Could you copy out every line of the entries below word for word, leaving out the pictures?
■ ■ ■
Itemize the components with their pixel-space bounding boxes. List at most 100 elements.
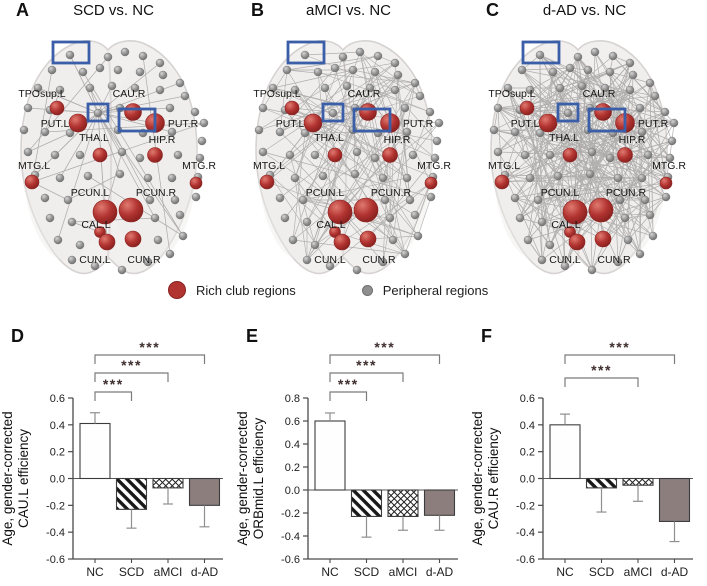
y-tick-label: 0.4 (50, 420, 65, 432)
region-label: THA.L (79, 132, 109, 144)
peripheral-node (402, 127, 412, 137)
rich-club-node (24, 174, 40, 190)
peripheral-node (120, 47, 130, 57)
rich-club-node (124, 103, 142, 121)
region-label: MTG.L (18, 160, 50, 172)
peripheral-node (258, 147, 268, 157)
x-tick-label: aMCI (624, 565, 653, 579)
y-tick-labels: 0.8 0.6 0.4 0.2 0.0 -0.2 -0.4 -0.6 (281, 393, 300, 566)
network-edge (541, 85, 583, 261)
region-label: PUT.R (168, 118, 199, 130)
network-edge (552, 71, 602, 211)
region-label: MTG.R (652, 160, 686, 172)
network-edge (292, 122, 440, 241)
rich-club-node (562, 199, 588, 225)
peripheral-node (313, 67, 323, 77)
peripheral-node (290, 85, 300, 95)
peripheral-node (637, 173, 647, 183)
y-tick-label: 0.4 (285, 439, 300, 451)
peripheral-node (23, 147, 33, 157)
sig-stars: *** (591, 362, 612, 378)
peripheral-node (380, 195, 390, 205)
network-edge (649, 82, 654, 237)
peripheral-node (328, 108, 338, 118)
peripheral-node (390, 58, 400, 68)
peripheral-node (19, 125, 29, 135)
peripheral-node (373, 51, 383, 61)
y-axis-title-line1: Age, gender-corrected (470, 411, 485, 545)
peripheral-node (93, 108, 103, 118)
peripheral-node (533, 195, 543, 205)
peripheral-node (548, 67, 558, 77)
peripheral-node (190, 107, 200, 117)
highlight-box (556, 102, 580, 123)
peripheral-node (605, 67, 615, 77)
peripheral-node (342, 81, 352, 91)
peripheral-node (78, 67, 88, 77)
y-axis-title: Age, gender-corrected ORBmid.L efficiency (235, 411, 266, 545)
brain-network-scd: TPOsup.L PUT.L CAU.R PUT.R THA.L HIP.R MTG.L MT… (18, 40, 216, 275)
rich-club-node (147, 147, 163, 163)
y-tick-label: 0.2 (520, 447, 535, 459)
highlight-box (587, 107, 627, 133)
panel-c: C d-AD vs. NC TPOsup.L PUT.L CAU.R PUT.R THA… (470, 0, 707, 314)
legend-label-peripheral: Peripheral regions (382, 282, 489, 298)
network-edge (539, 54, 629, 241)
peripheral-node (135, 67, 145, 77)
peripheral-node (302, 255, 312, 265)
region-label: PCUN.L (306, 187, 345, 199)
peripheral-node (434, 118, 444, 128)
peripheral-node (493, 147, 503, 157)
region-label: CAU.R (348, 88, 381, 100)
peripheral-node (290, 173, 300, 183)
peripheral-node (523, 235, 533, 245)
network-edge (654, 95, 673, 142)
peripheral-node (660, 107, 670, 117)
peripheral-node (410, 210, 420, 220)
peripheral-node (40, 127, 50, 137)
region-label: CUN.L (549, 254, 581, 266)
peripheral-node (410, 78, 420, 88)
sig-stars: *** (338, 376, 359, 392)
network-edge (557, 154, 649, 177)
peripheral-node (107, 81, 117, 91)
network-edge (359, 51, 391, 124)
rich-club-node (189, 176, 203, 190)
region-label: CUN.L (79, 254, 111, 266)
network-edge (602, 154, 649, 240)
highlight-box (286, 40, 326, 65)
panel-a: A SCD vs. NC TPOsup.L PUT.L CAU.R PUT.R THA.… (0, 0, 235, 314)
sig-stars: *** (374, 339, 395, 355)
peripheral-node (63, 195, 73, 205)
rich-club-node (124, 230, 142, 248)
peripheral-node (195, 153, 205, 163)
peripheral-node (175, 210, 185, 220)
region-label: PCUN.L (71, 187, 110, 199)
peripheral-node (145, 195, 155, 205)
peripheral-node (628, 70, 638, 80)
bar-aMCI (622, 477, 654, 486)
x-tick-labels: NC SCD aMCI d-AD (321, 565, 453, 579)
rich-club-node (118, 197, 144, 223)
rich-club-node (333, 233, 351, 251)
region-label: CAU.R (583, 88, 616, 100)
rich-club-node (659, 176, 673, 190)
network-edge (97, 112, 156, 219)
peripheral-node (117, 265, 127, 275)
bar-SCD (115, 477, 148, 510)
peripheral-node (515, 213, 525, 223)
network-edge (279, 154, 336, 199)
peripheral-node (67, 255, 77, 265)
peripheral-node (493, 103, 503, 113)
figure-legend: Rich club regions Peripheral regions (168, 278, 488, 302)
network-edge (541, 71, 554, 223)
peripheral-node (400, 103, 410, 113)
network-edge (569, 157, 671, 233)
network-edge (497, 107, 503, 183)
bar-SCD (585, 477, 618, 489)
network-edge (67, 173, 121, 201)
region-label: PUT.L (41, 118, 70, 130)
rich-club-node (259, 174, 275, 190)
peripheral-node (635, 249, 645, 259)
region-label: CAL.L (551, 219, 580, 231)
■ ■ ■
Answer →
Itemize the components with their pixel-space bounding boxes. List at most 100 elements.
y-tick-label: 0.4 (50, 420, 65, 432)
region-label: THA.L (79, 132, 109, 144)
peripheral-node (402, 127, 412, 137)
rich-club-node (24, 174, 40, 190)
peripheral-node (120, 47, 130, 57)
rich-club-node (124, 103, 142, 121)
region-label: MTG.L (18, 160, 50, 172)
peripheral-node (258, 147, 268, 157)
x-tick-label: aMCI (624, 565, 653, 579)
y-tick-labels: 0.8 0.6 0.4 0.2 0.0 -0.2 -0.4 -0.6 (281, 393, 300, 566)
network-edge (541, 85, 583, 261)
region-label: PUT.R (168, 118, 199, 130)
network-edge (552, 71, 602, 211)
region-label: MTG.R (652, 160, 686, 172)
network-edge (292, 122, 440, 241)
rich-club-node (562, 199, 588, 225)
peripheral-node (313, 67, 323, 77)
peripheral-node (290, 85, 300, 95)
peripheral-node (637, 173, 647, 183)
y-tick-label: 0.4 (285, 439, 300, 451)
peripheral-node (23, 147, 33, 157)
sig-stars: *** (591, 362, 612, 378)
peripheral-node (380, 195, 390, 205)
network-edge (649, 82, 654, 237)
peripheral-node (328, 108, 338, 118)
peripheral-node (390, 58, 400, 68)
peripheral-node (19, 125, 29, 135)
peripheral-node (373, 51, 383, 61)
y-axis-title-line1: Age, gender-corrected (470, 411, 485, 545)
peripheral-node (93, 108, 103, 118)
peripheral-node (533, 195, 543, 205)
peripheral-node (548, 67, 558, 77)
peripheral-node (190, 107, 200, 117)
highlight-box (556, 102, 580, 123)
peripheral-node (605, 67, 615, 77)
peripheral-node (342, 81, 352, 91)
peripheral-node (78, 67, 88, 77)
y-axis-title: Age, gender-corrected ORBmid.L efficiency (235, 411, 266, 545)
brain-network-scd: TPOsup.L PUT.L CAU.R PUT.R THA.L HIP.R MTG.L MT… (18, 40, 216, 275)
rich-club-node (147, 147, 163, 163)
y-tick-label: 0.2 (520, 447, 535, 459)
highlight-box (587, 107, 627, 133)
panel-c: C d-AD vs. NC TPOsup.L PUT.L CAU.R PUT.R THA… (470, 0, 707, 314)
legend-label-peripheral: Peripheral regions (382, 282, 489, 298)
network-edge (539, 54, 629, 241)
peripheral-node (135, 67, 145, 77)
peripheral-node (302, 255, 312, 265)
region-label: PCUN.L (306, 187, 345, 199)
peripheral-node (434, 118, 444, 128)
peripheral-node (493, 147, 503, 157)
region-label: CAU.R (348, 88, 381, 100)
peripheral-node (290, 173, 300, 183)
peripheral-node (523, 235, 533, 245)
network-edge (654, 95, 673, 142)
peripheral-node (660, 107, 670, 117)
peripheral-node (410, 210, 420, 220)
peripheral-node (40, 127, 50, 137)
region-label: CUN.L (549, 254, 581, 266)
peripheral-node (410, 78, 420, 88)
sig-stars: *** (338, 376, 359, 392)
network-edge (557, 154, 649, 177)
peripheral-node (107, 81, 117, 91)
network-edge (359, 51, 391, 124)
rich-club-node (189, 176, 203, 190)
region-label: CUN.L (79, 254, 111, 266)
network-edge (602, 154, 649, 240)
highlight-box (286, 40, 326, 65)
panel-a: A SCD vs. NC TPOsup.L PUT.L CAU.R PUT.R THA.… (0, 0, 235, 314)
sig-stars: *** (374, 339, 395, 355)
peripheral-node (63, 195, 73, 205)
rich-club-node (124, 230, 142, 248)
peripheral-node (195, 153, 205, 163)
peripheral-node (175, 210, 185, 220)
region-label: PCUN.L (71, 187, 110, 199)
peripheral-node (145, 195, 155, 205)
peripheral-node (628, 70, 638, 80)
bar-aMCI (622, 477, 654, 486)
x-tick-labels: NC SCD aMCI d-AD (321, 565, 453, 579)
rich-club-node (118, 197, 144, 223)
rich-club-node (333, 233, 351, 251)
region-label: CAU.R (583, 88, 616, 100)
rich-club-node (659, 176, 673, 190)
network-edge (97, 112, 156, 219)
peripheral-node (117, 265, 127, 275)
bar-SCD (115, 477, 148, 510)
peripheral-node (515, 213, 525, 223)
network-edge (279, 154, 336, 199)
peripheral-node (67, 255, 77, 265)
peripheral-node (493, 103, 503, 113)
figure-legend: Rich club regions Peripheral regions (168, 278, 488, 302)
network-edge (541, 71, 554, 223)
peripheral-node (400, 103, 410, 113)
network-edge (569, 157, 671, 233)
network-edge (497, 107, 503, 183)
bar-SCD (585, 477, 618, 489)
network-edge (67, 173, 121, 201)
region-label: PUT.L (41, 118, 70, 130)
rich-club-node (259, 174, 275, 190)
peripheral-node (635, 249, 645, 259)
region-label: CAL.L (551, 219, 580, 231)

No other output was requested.